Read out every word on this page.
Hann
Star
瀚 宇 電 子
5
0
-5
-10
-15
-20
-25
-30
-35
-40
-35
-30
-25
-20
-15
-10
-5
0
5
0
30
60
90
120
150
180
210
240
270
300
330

....................

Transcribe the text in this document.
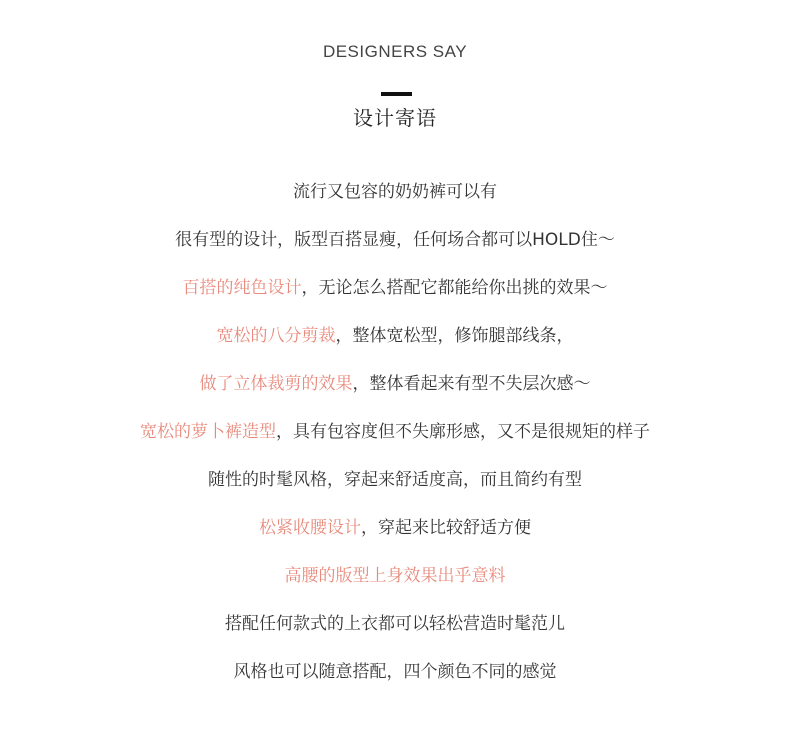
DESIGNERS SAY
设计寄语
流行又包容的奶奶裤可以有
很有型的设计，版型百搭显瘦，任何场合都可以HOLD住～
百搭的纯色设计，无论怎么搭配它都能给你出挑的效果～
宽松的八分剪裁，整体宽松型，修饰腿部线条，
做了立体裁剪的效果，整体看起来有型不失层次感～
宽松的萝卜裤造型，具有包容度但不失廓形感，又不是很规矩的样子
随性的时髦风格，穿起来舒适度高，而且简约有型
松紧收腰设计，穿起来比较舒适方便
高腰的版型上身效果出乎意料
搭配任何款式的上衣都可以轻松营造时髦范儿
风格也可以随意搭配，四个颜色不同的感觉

....................

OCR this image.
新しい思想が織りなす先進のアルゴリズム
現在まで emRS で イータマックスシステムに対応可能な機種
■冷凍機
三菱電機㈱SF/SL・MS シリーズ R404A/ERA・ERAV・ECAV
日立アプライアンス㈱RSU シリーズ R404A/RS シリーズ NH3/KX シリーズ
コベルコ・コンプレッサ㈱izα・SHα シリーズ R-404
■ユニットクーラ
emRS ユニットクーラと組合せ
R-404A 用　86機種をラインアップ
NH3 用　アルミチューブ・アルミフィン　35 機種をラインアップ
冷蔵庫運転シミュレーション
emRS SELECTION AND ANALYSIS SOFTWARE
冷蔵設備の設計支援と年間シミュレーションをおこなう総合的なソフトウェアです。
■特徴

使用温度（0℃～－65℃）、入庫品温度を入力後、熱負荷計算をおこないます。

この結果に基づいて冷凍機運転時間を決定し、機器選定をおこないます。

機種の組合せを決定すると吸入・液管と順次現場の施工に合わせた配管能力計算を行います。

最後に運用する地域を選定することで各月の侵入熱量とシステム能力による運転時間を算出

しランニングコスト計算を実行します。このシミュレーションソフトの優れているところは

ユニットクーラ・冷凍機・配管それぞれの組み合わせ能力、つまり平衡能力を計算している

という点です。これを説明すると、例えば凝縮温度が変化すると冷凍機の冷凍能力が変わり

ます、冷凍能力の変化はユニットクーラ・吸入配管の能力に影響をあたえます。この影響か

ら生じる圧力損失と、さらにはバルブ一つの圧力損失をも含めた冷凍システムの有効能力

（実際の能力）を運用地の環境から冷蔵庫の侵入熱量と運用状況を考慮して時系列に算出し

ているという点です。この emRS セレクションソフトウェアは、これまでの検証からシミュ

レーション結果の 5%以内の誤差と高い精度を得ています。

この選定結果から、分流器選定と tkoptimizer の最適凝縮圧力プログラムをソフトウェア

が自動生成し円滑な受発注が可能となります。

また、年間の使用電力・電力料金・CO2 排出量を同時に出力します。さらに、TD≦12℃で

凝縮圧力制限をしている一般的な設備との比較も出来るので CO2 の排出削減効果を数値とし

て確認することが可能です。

....................

== Written exercise ==
Copy each line in the data that holds the word "シリーズ".

== Solution for this exercise ==
三菱電機㈱SF/SL・MS シリーズ R404A/ERA・ERAV・ECAV
日立アプライアンス㈱RSU シリーズ R404A/RS シリーズ NH3/KX シリーズ
コベルコ・コンプレッサ㈱izα・SHα シリーズ R-404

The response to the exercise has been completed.